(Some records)
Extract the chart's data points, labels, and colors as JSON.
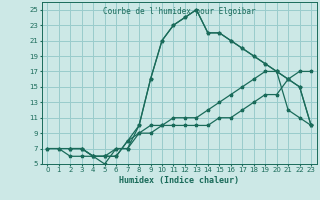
{
  "title": "Courbe de l'humidex pour Elgoibar",
  "xlabel": "Humidex (Indice chaleur)",
  "bg_color": "#cce8e6",
  "grid_color": "#99cccc",
  "line_color": "#1a6b5a",
  "xlim": [
    -0.5,
    23.5
  ],
  "ylim": [
    5,
    26
  ],
  "xticks": [
    0,
    1,
    2,
    3,
    4,
    5,
    6,
    7,
    8,
    9,
    10,
    11,
    12,
    13,
    14,
    15,
    16,
    17,
    18,
    19,
    20,
    21,
    22,
    23
  ],
  "yticks": [
    5,
    7,
    9,
    11,
    13,
    15,
    17,
    19,
    21,
    23,
    25
  ],
  "series": [
    {
      "x": [
        0,
        1,
        2,
        3,
        4,
        5,
        6,
        7,
        8,
        9,
        10,
        11,
        12,
        13,
        14,
        15,
        16,
        17,
        18,
        19,
        20,
        21,
        22,
        23
      ],
      "y": [
        7,
        7,
        6,
        6,
        6,
        5,
        7,
        7,
        9,
        9,
        10,
        10,
        10,
        10,
        10,
        11,
        11,
        12,
        13,
        14,
        14,
        16,
        17,
        17
      ]
    },
    {
      "x": [
        0,
        1,
        2,
        3,
        4,
        5,
        6,
        7,
        8,
        9,
        10,
        11,
        12,
        13,
        14,
        15,
        16,
        17,
        18,
        19,
        20,
        21,
        22,
        23
      ],
      "y": [
        7,
        7,
        7,
        7,
        6,
        6,
        6,
        8,
        9,
        10,
        10,
        11,
        11,
        11,
        12,
        13,
        14,
        15,
        16,
        17,
        17,
        12,
        11,
        10
      ]
    },
    {
      "x": [
        2,
        3,
        4,
        5,
        6,
        7,
        8,
        9,
        10,
        11,
        12,
        13,
        14,
        15,
        16,
        17,
        18,
        19,
        20,
        21,
        22,
        23
      ],
      "y": [
        7,
        7,
        6,
        6,
        7,
        7,
        10,
        16,
        21,
        23,
        24,
        25,
        22,
        22,
        21,
        20,
        19,
        18,
        17,
        16,
        15,
        10
      ]
    },
    {
      "x": [
        2,
        3,
        4,
        5,
        6,
        7,
        8,
        9,
        10,
        11,
        12,
        13,
        14,
        15,
        16,
        17,
        18,
        19,
        20,
        21,
        22,
        23
      ],
      "y": [
        7,
        7,
        6,
        6,
        6,
        8,
        10,
        16,
        21,
        23,
        24,
        25,
        22,
        22,
        21,
        20,
        19,
        18,
        17,
        16,
        15,
        10
      ]
    }
  ]
}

Description of the task
Omit the pictures, and quote the material above exactly as given.

Reply to the exercise
Extract the chart's data points, labels, and colors as JSON.
{
  "title": "Courbe de l'humidex pour Elgoibar",
  "xlabel": "Humidex (Indice chaleur)",
  "bg_color": "#cce8e6",
  "grid_color": "#99cccc",
  "line_color": "#1a6b5a",
  "xlim": [
    -0.5,
    23.5
  ],
  "ylim": [
    5,
    26
  ],
  "xticks": [
    0,
    1,
    2,
    3,
    4,
    5,
    6,
    7,
    8,
    9,
    10,
    11,
    12,
    13,
    14,
    15,
    16,
    17,
    18,
    19,
    20,
    21,
    22,
    23
  ],
  "yticks": [
    5,
    7,
    9,
    11,
    13,
    15,
    17,
    19,
    21,
    23,
    25
  ],
  "series": [
    {
      "x": [
        0,
        1,
        2,
        3,
        4,
        5,
        6,
        7,
        8,
        9,
        10,
        11,
        12,
        13,
        14,
        15,
        16,
        17,
        18,
        19,
        20,
        21,
        22,
        23
      ],
      "y": [
        7,
        7,
        6,
        6,
        6,
        5,
        7,
        7,
        9,
        9,
        10,
        10,
        10,
        10,
        10,
        11,
        11,
        12,
        13,
        14,
        14,
        16,
        17,
        17
      ]
    },
    {
      "x": [
        0,
        1,
        2,
        3,
        4,
        5,
        6,
        7,
        8,
        9,
        10,
        11,
        12,
        13,
        14,
        15,
        16,
        17,
        18,
        19,
        20,
        21,
        22,
        23
      ],
      "y": [
        7,
        7,
        7,
        7,
        6,
        6,
        6,
        8,
        9,
        10,
        10,
        11,
        11,
        11,
        12,
        13,
        14,
        15,
        16,
        17,
        17,
        12,
        11,
        10
      ]
    },
    {
      "x": [
        2,
        3,
        4,
        5,
        6,
        7,
        8,
        9,
        10,
        11,
        12,
        13,
        14,
        15,
        16,
        17,
        18,
        19,
        20,
        21,
        22,
        23
      ],
      "y": [
        7,
        7,
        6,
        6,
        7,
        7,
        10,
        16,
        21,
        23,
        24,
        25,
        22,
        22,
        21,
        20,
        19,
        18,
        17,
        16,
        15,
        10
      ]
    },
    {
      "x": [
        2,
        3,
        4,
        5,
        6,
        7,
        8,
        9,
        10,
        11,
        12,
        13,
        14,
        15,
        16,
        17,
        18,
        19,
        20,
        21,
        22,
        23
      ],
      "y": [
        7,
        7,
        6,
        6,
        6,
        8,
        10,
        16,
        21,
        23,
        24,
        25,
        22,
        22,
        21,
        20,
        19,
        18,
        17,
        16,
        15,
        10
      ]
    }
  ]
}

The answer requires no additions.